Stored entries:

--- Start ---

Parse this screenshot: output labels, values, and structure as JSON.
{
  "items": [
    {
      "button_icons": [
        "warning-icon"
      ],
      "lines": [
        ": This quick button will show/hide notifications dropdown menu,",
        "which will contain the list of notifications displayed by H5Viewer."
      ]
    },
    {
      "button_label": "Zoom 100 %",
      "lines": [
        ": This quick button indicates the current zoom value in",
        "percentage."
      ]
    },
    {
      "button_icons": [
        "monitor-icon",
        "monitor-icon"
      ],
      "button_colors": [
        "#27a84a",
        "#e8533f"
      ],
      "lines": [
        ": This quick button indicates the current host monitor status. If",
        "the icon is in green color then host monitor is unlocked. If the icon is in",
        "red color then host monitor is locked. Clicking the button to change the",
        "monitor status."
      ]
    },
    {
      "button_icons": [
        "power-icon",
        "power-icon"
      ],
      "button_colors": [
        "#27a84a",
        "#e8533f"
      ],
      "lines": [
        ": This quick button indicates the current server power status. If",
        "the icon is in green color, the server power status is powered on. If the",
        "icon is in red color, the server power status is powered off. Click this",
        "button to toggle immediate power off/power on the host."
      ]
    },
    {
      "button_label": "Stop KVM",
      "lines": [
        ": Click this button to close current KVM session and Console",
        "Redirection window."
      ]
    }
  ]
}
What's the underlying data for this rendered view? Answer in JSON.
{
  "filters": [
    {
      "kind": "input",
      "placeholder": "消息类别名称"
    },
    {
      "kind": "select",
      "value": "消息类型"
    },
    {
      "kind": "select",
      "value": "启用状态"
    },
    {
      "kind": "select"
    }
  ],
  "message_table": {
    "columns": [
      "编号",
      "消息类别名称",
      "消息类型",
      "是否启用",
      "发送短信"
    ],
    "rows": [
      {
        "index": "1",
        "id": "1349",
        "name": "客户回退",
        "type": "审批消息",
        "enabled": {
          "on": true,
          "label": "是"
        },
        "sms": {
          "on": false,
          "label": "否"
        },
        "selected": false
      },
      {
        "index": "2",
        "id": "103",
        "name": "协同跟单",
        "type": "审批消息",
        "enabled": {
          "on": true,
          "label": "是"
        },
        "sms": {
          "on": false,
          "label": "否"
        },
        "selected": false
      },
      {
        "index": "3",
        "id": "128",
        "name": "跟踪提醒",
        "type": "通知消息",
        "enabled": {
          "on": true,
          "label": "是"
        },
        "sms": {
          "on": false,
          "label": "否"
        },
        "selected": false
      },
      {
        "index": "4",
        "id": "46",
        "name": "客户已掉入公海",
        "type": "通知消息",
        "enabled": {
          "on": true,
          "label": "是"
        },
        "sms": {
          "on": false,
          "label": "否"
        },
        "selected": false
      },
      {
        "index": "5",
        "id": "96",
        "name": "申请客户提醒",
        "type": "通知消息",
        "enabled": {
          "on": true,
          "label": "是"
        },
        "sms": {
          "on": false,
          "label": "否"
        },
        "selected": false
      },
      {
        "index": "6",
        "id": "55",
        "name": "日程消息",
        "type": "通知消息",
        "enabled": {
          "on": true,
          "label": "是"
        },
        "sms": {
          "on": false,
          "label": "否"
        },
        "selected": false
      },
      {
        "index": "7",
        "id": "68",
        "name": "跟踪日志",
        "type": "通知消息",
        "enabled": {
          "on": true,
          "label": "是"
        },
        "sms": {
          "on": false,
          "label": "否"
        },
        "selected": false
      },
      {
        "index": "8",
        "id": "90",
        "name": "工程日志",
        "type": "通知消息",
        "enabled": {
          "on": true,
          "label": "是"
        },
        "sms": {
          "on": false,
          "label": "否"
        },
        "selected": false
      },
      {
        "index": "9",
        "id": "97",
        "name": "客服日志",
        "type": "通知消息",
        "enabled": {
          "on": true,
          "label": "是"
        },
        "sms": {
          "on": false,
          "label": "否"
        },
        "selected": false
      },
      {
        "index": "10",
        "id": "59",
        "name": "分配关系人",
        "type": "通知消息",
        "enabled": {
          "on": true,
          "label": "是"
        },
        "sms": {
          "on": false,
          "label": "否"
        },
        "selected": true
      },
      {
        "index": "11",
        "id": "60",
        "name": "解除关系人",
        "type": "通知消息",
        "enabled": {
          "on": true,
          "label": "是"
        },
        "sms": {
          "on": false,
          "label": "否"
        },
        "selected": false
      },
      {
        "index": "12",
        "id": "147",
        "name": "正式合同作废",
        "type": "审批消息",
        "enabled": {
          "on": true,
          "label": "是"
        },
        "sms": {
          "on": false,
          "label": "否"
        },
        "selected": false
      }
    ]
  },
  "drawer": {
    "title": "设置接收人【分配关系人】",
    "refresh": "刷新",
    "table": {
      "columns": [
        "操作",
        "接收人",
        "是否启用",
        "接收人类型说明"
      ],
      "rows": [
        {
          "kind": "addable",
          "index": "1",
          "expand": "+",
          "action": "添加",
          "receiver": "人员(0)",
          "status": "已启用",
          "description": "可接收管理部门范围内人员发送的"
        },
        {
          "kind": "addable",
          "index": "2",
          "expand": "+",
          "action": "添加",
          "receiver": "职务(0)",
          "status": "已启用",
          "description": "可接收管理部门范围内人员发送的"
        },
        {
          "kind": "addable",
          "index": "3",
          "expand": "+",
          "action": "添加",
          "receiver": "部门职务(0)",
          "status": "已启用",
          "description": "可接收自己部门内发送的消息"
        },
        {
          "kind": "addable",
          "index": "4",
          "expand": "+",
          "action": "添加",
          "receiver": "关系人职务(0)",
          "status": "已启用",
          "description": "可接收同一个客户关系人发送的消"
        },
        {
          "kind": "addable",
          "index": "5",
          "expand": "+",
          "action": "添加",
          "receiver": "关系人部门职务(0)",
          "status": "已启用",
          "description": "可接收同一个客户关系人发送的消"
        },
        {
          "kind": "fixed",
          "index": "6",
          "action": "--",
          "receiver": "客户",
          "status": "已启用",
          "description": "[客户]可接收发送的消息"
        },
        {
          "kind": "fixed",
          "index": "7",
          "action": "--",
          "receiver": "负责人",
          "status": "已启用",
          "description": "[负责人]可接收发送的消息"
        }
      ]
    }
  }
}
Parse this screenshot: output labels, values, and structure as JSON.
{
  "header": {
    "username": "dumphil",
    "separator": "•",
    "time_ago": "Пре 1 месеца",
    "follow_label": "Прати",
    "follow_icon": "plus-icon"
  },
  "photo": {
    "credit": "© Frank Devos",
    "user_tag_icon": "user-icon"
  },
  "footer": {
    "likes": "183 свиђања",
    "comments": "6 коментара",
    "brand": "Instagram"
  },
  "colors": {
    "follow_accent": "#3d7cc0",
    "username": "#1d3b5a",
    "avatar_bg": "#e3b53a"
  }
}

--- End ---
--- Start ---

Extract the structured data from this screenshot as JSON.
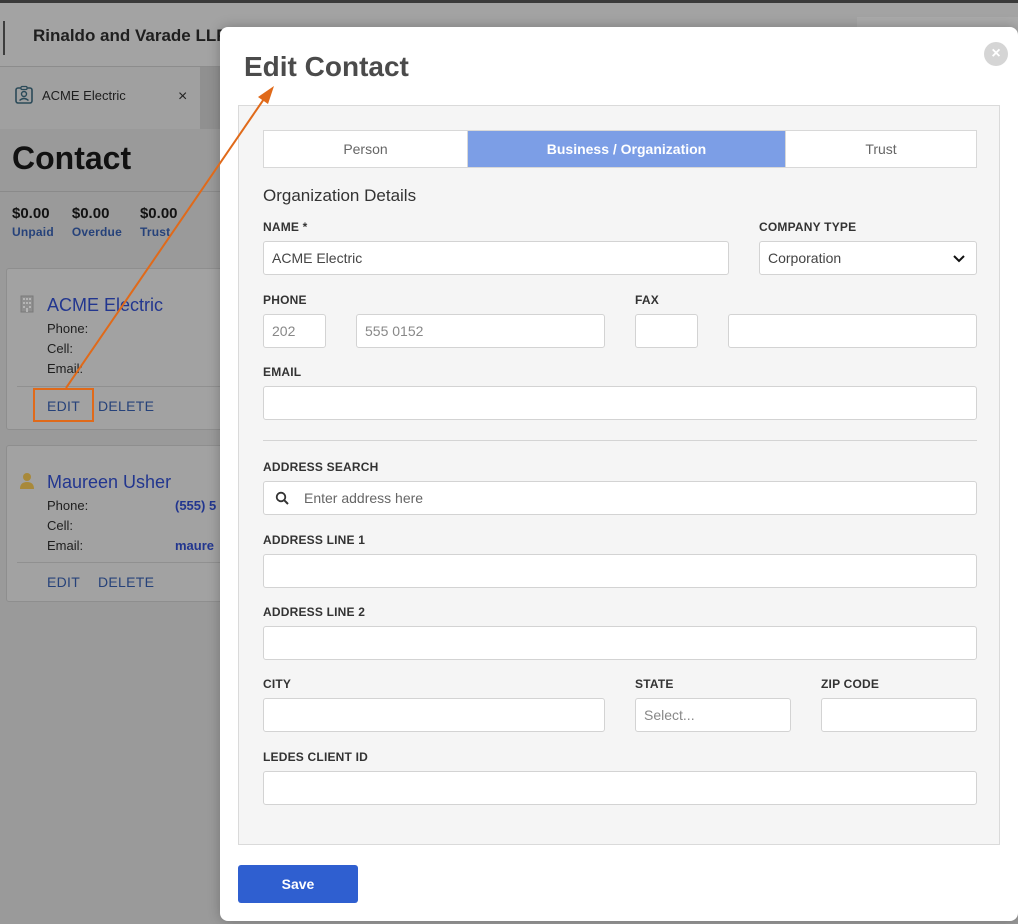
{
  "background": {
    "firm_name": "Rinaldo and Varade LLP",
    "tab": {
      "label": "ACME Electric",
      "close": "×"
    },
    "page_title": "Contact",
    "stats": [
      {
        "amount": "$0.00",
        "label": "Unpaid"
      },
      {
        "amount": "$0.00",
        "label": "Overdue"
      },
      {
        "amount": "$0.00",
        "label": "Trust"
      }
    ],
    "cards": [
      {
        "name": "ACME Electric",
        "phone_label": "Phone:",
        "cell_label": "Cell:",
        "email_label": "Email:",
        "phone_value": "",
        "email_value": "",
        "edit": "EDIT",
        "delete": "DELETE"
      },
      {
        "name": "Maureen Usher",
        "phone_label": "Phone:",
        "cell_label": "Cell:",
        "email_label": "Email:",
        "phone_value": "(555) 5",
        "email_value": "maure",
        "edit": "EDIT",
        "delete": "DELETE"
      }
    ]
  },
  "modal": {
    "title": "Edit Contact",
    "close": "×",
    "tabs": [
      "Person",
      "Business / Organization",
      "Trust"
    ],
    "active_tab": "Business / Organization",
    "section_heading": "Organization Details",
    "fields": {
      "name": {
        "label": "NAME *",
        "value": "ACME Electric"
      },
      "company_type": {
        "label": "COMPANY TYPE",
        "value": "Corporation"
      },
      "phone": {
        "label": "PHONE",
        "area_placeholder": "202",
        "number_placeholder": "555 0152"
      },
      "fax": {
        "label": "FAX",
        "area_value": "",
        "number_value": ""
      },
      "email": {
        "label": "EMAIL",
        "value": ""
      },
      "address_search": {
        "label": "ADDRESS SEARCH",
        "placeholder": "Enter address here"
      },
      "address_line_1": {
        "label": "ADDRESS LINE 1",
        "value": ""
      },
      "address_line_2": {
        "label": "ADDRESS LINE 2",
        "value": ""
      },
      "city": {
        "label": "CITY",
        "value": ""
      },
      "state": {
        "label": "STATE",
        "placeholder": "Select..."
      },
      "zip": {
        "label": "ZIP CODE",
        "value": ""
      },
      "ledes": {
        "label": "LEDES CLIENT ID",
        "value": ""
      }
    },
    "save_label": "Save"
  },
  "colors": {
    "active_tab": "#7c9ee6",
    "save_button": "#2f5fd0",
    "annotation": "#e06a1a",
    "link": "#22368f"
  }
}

--- End ---

Written exercise:
Search the data above for the string "quick" and return every line that has it.

Solution:
        ": This quick button will show/hide notifications dropdown menu,",
        ": This quick button indicates the current zoom value in",
        ": This quick button indicates the current host monitor status. If",
        ": This quick button indicates the current server power status. If",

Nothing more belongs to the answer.